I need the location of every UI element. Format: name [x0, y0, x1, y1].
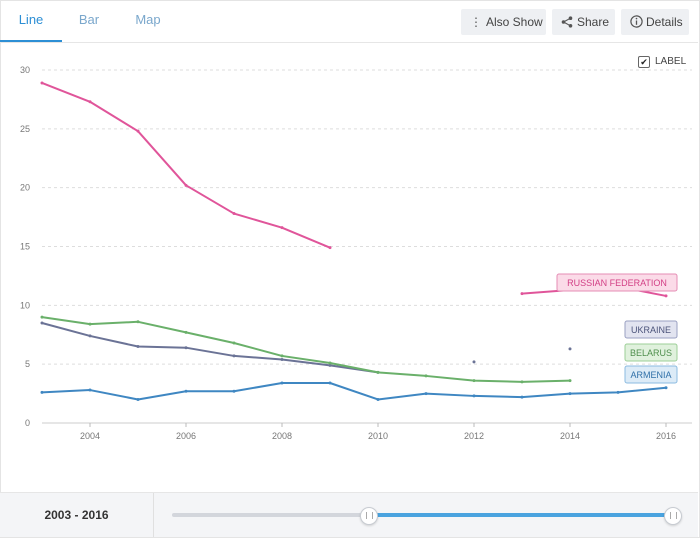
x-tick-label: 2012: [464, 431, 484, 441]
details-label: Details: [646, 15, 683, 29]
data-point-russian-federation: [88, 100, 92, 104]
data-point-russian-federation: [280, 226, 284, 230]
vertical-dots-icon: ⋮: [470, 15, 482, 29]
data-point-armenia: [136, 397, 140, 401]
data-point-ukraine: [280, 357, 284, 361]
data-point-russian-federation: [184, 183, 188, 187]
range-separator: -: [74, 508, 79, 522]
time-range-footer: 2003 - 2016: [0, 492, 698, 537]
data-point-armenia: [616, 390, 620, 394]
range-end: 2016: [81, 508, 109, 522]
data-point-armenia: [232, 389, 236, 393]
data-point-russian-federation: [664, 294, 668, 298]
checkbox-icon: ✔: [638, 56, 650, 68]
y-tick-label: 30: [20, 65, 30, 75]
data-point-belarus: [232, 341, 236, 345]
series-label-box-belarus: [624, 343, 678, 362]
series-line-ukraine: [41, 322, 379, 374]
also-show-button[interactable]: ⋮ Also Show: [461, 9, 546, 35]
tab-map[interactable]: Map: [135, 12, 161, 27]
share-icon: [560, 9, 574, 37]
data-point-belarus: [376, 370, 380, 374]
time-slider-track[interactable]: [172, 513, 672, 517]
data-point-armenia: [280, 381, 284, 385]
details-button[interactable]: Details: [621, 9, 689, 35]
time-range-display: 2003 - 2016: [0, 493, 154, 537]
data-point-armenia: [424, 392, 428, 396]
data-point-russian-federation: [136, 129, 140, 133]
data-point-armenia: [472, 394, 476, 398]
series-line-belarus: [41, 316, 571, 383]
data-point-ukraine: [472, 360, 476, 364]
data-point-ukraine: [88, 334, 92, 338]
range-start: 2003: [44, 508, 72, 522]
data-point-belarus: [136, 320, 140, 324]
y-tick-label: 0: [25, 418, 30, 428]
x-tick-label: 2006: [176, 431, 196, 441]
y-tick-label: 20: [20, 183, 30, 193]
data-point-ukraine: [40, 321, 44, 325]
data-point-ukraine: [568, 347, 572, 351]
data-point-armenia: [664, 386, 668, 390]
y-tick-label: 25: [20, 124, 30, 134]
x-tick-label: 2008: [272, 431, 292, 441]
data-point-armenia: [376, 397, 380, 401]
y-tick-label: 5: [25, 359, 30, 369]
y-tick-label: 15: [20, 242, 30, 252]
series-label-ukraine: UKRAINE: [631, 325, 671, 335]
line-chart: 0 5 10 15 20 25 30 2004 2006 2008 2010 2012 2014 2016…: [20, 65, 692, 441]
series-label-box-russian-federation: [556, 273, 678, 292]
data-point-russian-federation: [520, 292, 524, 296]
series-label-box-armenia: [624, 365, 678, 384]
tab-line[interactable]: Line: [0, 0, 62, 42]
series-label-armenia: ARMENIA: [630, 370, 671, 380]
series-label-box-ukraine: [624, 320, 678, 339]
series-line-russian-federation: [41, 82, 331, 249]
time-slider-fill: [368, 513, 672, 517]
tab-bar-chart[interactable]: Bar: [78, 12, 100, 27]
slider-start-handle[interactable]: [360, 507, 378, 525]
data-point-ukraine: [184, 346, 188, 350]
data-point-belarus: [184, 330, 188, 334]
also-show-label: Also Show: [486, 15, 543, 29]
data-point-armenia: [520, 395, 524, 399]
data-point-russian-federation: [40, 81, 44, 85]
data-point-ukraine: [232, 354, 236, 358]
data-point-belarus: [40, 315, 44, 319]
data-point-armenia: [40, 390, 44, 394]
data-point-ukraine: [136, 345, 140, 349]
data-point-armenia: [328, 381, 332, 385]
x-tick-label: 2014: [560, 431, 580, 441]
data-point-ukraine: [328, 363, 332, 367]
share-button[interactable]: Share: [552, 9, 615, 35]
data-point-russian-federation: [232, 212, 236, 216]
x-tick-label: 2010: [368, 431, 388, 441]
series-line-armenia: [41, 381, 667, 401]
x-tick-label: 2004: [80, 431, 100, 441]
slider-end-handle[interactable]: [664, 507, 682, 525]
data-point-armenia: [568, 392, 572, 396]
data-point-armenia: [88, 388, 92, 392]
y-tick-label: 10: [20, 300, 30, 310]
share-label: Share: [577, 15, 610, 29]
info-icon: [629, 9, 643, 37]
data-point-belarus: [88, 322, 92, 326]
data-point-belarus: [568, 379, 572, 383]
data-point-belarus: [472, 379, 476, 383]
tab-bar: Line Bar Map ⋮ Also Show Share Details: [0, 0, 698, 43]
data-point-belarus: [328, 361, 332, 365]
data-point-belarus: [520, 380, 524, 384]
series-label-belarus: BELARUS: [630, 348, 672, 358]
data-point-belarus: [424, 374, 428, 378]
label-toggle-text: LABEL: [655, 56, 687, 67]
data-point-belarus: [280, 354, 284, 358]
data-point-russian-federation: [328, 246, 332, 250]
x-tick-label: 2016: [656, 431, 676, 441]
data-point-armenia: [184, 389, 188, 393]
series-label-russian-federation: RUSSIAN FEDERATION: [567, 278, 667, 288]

=-=-=-=-=

Transcribe all of the lines above with every character unchanged, and leave the picture out of your answer.

__Output of the exercise__
I need the location of every UI element. Format: name [x0, y0, x1, y1].
x-tick-label: 2012: [464, 431, 484, 441]
details-label: Details: [646, 15, 683, 29]
data-point-russian-federation: [88, 100, 92, 104]
data-point-russian-federation: [280, 226, 284, 230]
vertical-dots-icon: ⋮: [470, 15, 482, 29]
data-point-armenia: [136, 397, 140, 401]
data-point-ukraine: [280, 357, 284, 361]
data-point-russian-federation: [184, 183, 188, 187]
range-separator: -: [74, 508, 79, 522]
time-range-footer: 2003 - 2016: [0, 492, 698, 537]
data-point-armenia: [616, 390, 620, 394]
range-end: 2016: [81, 508, 109, 522]
data-point-armenia: [232, 389, 236, 393]
data-point-russian-federation: [664, 294, 668, 298]
checkbox-icon: ✔: [638, 56, 650, 68]
y-tick-label: 30: [20, 65, 30, 75]
data-point-belarus: [232, 341, 236, 345]
series-label-box-belarus: [624, 343, 678, 362]
series-line-ukraine: [41, 322, 379, 374]
also-show-button[interactable]: ⋮ Also Show: [461, 9, 546, 35]
tab-map[interactable]: Map: [135, 12, 161, 27]
share-icon: [560, 9, 574, 37]
data-point-belarus: [376, 370, 380, 374]
time-slider-track[interactable]: [172, 513, 672, 517]
data-point-armenia: [280, 381, 284, 385]
details-button[interactable]: Details: [621, 9, 689, 35]
time-range-display: 2003 - 2016: [0, 493, 154, 537]
data-point-armenia: [424, 392, 428, 396]
data-point-russian-federation: [136, 129, 140, 133]
data-point-armenia: [472, 394, 476, 398]
series-line-belarus: [41, 316, 571, 383]
data-point-ukraine: [472, 360, 476, 364]
data-point-ukraine: [88, 334, 92, 338]
range-start: 2003: [44, 508, 72, 522]
data-point-belarus: [136, 320, 140, 324]
y-tick-label: 0: [25, 418, 30, 428]
x-tick-label: 2006: [176, 431, 196, 441]
y-tick-label: 20: [20, 183, 30, 193]
data-point-ukraine: [40, 321, 44, 325]
data-point-ukraine: [568, 347, 572, 351]
data-point-armenia: [664, 386, 668, 390]
y-tick-label: 25: [20, 124, 30, 134]
x-tick-label: 2008: [272, 431, 292, 441]
data-point-armenia: [376, 397, 380, 401]
y-tick-label: 5: [25, 359, 30, 369]
y-tick-label: 15: [20, 242, 30, 252]
series-label-ukraine: UKRAINE: [631, 325, 671, 335]
line-chart: 0 5 10 15 20 25 30 2004 2006 2008 2010 2012 2014 2016…: [20, 65, 692, 441]
series-label-box-russian-federation: [556, 273, 678, 292]
data-point-russian-federation: [520, 292, 524, 296]
series-label-box-armenia: [624, 365, 678, 384]
tab-line[interactable]: Line: [0, 0, 62, 42]
series-label-armenia: ARMENIA: [630, 370, 671, 380]
series-label-box-ukraine: [624, 320, 678, 339]
series-line-russian-federation: [41, 82, 331, 249]
time-slider-fill: [368, 513, 672, 517]
tab-bar-chart[interactable]: Bar: [78, 12, 100, 27]
slider-start-handle[interactable]: [360, 507, 378, 525]
data-point-ukraine: [184, 346, 188, 350]
data-point-belarus: [184, 330, 188, 334]
also-show-label: Also Show: [486, 15, 543, 29]
data-point-armenia: [520, 395, 524, 399]
data-point-russian-federation: [40, 81, 44, 85]
data-point-ukraine: [232, 354, 236, 358]
data-point-belarus: [40, 315, 44, 319]
data-point-armenia: [40, 390, 44, 394]
data-point-ukraine: [136, 345, 140, 349]
data-point-armenia: [328, 381, 332, 385]
x-tick-label: 2014: [560, 431, 580, 441]
data-point-ukraine: [328, 363, 332, 367]
share-button[interactable]: Share: [552, 9, 615, 35]
data-point-russian-federation: [232, 212, 236, 216]
x-tick-label: 2010: [368, 431, 388, 441]
series-line-armenia: [41, 381, 667, 401]
x-tick-label: 2004: [80, 431, 100, 441]
slider-end-handle[interactable]: [664, 507, 682, 525]
data-point-armenia: [568, 392, 572, 396]
data-point-armenia: [88, 388, 92, 392]
y-tick-label: 10: [20, 300, 30, 310]
share-label: Share: [577, 15, 610, 29]
info-icon: [629, 9, 643, 37]
data-point-belarus: [88, 322, 92, 326]
data-point-belarus: [568, 379, 572, 383]
data-point-belarus: [472, 379, 476, 383]
tab-bar: Line Bar Map ⋮ Also Show Share Details: [0, 0, 698, 43]
data-point-belarus: [328, 361, 332, 365]
data-point-belarus: [520, 380, 524, 384]
series-label-belarus: BELARUS: [630, 348, 672, 358]
data-point-belarus: [424, 374, 428, 378]
label-toggle-text: LABEL: [655, 56, 687, 67]
data-point-belarus: [280, 354, 284, 358]
data-point-russian-federation: [328, 246, 332, 250]
x-tick-label: 2016: [656, 431, 676, 441]
data-point-armenia: [184, 389, 188, 393]
series-label-russian-federation: RUSSIAN FEDERATION: [567, 278, 667, 288]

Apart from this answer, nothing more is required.